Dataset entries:
——————

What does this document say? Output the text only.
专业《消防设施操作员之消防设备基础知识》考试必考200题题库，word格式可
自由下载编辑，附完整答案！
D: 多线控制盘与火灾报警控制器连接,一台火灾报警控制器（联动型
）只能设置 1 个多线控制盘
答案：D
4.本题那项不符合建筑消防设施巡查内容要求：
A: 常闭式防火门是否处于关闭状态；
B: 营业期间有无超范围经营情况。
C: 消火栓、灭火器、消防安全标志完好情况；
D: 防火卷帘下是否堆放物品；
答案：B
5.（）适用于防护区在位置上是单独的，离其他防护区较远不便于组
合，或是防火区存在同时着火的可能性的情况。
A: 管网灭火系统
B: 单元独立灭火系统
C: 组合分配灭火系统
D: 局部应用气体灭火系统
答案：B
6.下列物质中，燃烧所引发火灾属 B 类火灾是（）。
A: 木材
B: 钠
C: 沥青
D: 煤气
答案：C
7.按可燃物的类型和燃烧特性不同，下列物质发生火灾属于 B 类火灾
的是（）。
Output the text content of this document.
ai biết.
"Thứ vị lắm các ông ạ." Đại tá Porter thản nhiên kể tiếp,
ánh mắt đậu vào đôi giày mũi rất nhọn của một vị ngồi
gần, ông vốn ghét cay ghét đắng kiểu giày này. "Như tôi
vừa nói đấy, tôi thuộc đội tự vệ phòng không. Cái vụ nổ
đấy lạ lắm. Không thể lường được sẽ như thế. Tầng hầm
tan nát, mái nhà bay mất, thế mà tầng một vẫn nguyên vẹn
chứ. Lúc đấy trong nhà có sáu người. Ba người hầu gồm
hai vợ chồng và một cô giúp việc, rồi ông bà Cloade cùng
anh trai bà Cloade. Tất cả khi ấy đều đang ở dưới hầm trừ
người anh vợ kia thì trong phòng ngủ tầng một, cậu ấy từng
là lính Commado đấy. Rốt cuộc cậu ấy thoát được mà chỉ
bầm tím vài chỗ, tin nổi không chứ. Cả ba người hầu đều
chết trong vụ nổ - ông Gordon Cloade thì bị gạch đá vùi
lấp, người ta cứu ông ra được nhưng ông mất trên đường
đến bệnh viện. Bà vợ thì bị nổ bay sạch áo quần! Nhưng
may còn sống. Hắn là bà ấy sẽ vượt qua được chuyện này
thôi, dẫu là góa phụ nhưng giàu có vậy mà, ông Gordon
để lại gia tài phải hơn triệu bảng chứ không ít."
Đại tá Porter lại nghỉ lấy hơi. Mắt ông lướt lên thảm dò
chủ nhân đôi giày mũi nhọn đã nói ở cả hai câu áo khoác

——————

→ Your instructions: Begin with the line that contains "Output the text content of this document." and set down each line exactly until the records above end, including the final line.

→ Full output:
Output the text content of this document.
ai biết.
"Thứ vị lắm các ông ạ." Đại tá Porter thản nhiên kể tiếp,
ánh mắt đậu vào đôi giày mũi rất nhọn của một vị ngồi
gần, ông vốn ghét cay ghét đắng kiểu giày này. "Như tôi
vừa nói đấy, tôi thuộc đội tự vệ phòng không. Cái vụ nổ
đấy lạ lắm. Không thể lường được sẽ như thế. Tầng hầm
tan nát, mái nhà bay mất, thế mà tầng một vẫn nguyên vẹn
chứ. Lúc đấy trong nhà có sáu người. Ba người hầu gồm
hai vợ chồng và một cô giúp việc, rồi ông bà Cloade cùng
anh trai bà Cloade. Tất cả khi ấy đều đang ở dưới hầm trừ
người anh vợ kia thì trong phòng ngủ tầng một, cậu ấy từng
là lính Commado đấy. Rốt cuộc cậu ấy thoát được mà chỉ
bầm tím vài chỗ, tin nổi không chứ. Cả ba người hầu đều
chết trong vụ nổ - ông Gordon Cloade thì bị gạch đá vùi
lấp, người ta cứu ông ra được nhưng ông mất trên đường
đến bệnh viện. Bà vợ thì bị nổ bay sạch áo quần! Nhưng
may còn sống. Hắn là bà ấy sẽ vượt qua được chuyện này
thôi, dẫu là góa phụ nhưng giàu có vậy mà, ông Gordon
để lại gia tài phải hơn triệu bảng chứ không ít."
Đại tá Porter lại nghỉ lấy hơi. Mắt ông lướt lên thảm dò
chủ nhân đôi giày mũi nhọn đã nói ở cả hai câu áo khoác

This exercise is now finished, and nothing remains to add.